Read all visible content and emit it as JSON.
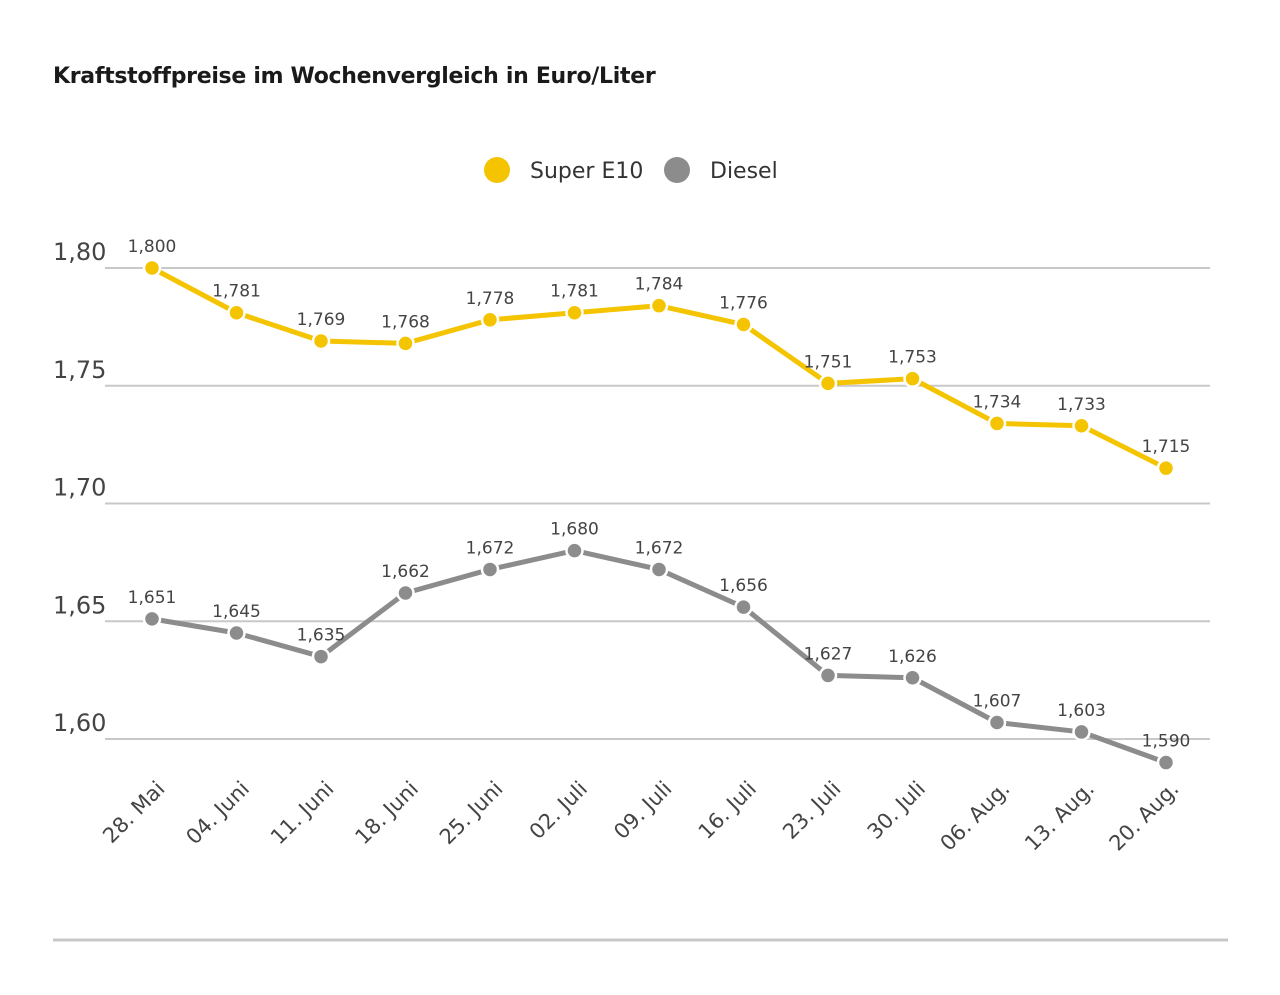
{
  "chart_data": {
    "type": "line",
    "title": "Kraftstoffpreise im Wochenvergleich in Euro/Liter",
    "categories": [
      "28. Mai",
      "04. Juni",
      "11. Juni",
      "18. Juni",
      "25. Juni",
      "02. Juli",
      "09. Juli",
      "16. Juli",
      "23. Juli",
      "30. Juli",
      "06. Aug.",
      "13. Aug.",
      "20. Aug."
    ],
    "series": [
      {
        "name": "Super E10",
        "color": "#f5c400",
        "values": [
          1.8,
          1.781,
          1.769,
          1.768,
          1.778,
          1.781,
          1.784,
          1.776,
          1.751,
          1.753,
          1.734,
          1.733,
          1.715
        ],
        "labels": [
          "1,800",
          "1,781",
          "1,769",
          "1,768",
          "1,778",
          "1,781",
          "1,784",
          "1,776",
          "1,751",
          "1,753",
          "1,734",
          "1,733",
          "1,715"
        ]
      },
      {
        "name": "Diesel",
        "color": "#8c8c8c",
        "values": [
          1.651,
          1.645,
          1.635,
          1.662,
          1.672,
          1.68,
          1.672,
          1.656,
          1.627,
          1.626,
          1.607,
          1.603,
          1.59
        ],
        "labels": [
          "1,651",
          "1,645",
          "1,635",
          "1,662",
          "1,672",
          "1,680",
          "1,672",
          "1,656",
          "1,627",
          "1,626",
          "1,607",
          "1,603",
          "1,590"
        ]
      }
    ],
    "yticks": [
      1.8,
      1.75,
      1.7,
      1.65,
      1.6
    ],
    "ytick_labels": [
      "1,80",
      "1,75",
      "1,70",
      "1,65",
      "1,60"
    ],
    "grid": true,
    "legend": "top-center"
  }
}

# Instruction
Reproduce each record above by retyping it exactly; omit all images.

# Result of the task
Read all visible content and emit it as JSON.
{
  "chart_data": {
    "type": "line",
    "title": "Kraftstoffpreise im Wochenvergleich in Euro/Liter",
    "categories": [
      "28. Mai",
      "04. Juni",
      "11. Juni",
      "18. Juni",
      "25. Juni",
      "02. Juli",
      "09. Juli",
      "16. Juli",
      "23. Juli",
      "30. Juli",
      "06. Aug.",
      "13. Aug.",
      "20. Aug."
    ],
    "series": [
      {
        "name": "Super E10",
        "color": "#f5c400",
        "values": [
          1.8,
          1.781,
          1.769,
          1.768,
          1.778,
          1.781,
          1.784,
          1.776,
          1.751,
          1.753,
          1.734,
          1.733,
          1.715
        ],
        "labels": [
          "1,800",
          "1,781",
          "1,769",
          "1,768",
          "1,778",
          "1,781",
          "1,784",
          "1,776",
          "1,751",
          "1,753",
          "1,734",
          "1,733",
          "1,715"
        ]
      },
      {
        "name": "Diesel",
        "color": "#8c8c8c",
        "values": [
          1.651,
          1.645,
          1.635,
          1.662,
          1.672,
          1.68,
          1.672,
          1.656,
          1.627,
          1.626,
          1.607,
          1.603,
          1.59
        ],
        "labels": [
          "1,651",
          "1,645",
          "1,635",
          "1,662",
          "1,672",
          "1,680",
          "1,672",
          "1,656",
          "1,627",
          "1,626",
          "1,607",
          "1,603",
          "1,590"
        ]
      }
    ],
    "yticks": [
      1.8,
      1.75,
      1.7,
      1.65,
      1.6
    ],
    "ytick_labels": [
      "1,80",
      "1,75",
      "1,70",
      "1,65",
      "1,60"
    ],
    "grid": true,
    "legend": "top-center"
  }
}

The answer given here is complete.